■ WHAT THE TASK REQUIRES ■
In the material below, find all lines with the string "government" and copy them.
## Start RECORDS TO PROCESS
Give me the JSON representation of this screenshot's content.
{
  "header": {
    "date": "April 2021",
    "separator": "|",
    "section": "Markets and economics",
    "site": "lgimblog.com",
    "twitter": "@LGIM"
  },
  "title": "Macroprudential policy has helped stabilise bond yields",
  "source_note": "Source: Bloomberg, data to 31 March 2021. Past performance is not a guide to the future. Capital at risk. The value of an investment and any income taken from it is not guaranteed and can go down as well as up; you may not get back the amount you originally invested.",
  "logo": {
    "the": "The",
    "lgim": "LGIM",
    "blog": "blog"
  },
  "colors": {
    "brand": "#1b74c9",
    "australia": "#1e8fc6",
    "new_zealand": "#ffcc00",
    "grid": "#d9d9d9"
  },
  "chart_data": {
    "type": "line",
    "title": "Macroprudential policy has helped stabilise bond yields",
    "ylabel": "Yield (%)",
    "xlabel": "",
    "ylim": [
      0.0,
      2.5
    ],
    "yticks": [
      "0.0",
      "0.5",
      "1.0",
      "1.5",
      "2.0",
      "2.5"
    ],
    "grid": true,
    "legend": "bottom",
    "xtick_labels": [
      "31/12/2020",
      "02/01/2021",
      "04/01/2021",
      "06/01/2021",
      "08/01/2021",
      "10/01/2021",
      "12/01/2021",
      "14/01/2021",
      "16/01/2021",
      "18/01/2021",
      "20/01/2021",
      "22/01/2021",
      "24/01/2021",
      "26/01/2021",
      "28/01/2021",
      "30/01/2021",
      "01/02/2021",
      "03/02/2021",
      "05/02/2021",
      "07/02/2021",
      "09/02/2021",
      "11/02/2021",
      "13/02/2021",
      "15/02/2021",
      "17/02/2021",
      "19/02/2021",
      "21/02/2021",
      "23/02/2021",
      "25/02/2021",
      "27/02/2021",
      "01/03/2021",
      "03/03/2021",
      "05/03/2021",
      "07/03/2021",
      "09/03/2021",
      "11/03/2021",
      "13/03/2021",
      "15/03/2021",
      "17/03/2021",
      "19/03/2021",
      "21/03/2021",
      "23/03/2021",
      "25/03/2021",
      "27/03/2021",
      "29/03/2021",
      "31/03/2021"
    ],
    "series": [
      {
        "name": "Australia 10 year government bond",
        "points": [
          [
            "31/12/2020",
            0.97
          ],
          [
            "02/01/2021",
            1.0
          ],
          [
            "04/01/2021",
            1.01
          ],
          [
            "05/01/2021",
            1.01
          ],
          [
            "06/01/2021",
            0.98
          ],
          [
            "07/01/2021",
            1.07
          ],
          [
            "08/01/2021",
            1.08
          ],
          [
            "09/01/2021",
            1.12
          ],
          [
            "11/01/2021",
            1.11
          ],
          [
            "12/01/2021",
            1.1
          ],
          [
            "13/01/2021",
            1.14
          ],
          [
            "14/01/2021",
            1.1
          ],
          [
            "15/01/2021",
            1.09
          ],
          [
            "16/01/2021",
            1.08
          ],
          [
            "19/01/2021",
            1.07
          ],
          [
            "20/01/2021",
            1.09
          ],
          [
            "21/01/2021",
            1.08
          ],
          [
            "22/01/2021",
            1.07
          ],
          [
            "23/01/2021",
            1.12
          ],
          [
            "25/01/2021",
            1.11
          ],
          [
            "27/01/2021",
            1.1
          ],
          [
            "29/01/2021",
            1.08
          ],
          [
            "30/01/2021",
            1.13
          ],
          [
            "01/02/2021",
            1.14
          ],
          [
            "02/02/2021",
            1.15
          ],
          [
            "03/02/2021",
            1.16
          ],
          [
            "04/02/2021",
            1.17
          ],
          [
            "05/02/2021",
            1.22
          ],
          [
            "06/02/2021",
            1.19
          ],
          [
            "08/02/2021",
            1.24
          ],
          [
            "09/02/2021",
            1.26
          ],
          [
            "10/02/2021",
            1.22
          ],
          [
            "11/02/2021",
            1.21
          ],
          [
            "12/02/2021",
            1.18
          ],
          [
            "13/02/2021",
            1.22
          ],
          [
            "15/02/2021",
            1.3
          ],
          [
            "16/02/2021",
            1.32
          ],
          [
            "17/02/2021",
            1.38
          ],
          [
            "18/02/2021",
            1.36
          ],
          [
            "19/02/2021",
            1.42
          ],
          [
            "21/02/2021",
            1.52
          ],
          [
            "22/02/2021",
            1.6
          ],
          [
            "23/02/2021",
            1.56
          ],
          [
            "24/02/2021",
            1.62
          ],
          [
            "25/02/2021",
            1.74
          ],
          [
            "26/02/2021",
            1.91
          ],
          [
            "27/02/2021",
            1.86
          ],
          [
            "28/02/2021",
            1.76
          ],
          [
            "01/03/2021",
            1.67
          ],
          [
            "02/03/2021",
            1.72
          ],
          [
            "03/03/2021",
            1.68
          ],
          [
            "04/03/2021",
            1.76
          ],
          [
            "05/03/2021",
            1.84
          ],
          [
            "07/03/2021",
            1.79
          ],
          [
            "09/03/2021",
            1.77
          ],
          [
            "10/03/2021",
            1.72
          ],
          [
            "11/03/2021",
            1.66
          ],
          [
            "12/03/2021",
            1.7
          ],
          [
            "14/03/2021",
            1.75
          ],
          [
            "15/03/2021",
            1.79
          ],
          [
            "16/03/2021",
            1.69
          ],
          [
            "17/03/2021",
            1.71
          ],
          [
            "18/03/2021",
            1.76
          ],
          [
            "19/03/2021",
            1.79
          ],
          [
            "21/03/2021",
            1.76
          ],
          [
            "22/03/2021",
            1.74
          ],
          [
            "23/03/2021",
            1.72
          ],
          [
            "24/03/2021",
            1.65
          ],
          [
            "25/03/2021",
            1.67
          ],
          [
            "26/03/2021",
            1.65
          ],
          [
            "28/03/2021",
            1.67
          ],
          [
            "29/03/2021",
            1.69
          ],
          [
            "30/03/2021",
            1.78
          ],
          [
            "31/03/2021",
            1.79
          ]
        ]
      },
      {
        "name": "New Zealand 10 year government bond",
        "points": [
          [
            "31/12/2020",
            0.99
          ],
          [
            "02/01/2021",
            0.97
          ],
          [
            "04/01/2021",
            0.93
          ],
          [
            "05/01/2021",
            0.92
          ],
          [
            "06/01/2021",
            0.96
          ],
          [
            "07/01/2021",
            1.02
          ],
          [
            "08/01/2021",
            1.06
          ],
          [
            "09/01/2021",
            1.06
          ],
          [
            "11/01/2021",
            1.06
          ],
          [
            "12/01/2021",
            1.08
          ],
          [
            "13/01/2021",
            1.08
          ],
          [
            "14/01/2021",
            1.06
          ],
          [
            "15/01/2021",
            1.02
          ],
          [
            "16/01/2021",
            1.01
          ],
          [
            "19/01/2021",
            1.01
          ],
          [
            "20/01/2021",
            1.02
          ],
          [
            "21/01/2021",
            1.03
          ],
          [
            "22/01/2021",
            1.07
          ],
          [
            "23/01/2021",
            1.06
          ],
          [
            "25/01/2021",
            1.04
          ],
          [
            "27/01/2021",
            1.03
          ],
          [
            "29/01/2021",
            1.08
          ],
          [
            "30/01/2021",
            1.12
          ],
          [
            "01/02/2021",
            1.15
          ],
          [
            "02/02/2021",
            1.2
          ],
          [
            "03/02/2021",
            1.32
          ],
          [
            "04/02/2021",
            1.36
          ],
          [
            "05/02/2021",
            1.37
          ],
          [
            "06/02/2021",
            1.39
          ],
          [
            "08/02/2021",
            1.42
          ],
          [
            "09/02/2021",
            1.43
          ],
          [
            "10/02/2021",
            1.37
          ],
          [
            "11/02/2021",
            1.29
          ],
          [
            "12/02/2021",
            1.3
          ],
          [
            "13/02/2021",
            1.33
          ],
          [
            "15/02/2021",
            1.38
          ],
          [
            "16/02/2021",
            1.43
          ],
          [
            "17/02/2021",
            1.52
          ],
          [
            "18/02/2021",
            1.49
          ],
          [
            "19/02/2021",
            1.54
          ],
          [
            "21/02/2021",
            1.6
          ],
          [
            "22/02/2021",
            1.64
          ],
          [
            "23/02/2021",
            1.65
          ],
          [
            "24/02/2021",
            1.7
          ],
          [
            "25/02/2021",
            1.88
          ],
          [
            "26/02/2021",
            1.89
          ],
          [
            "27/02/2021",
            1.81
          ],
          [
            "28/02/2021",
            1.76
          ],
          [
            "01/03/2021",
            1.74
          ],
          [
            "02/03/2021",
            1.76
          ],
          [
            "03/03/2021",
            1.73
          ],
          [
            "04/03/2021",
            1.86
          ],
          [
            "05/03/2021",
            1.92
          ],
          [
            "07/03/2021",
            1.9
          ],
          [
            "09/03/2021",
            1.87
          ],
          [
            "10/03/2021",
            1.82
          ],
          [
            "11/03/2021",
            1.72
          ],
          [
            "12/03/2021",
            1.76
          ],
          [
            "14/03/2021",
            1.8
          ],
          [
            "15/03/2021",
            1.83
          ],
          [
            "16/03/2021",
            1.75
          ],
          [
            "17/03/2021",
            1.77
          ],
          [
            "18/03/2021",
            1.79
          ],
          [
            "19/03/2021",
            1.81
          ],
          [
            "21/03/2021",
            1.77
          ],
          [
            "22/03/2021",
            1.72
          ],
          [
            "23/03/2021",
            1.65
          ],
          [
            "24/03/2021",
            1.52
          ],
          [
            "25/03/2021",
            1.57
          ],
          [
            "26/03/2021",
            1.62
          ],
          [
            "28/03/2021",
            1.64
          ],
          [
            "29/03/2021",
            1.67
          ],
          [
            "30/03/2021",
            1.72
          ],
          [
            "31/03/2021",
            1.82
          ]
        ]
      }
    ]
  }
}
## End RECORDS TO PROCESS
■ FULL SOLUTION ■
        "name": "Australia 10 year government bond",
        "name": "New Zealand 10 year government bond",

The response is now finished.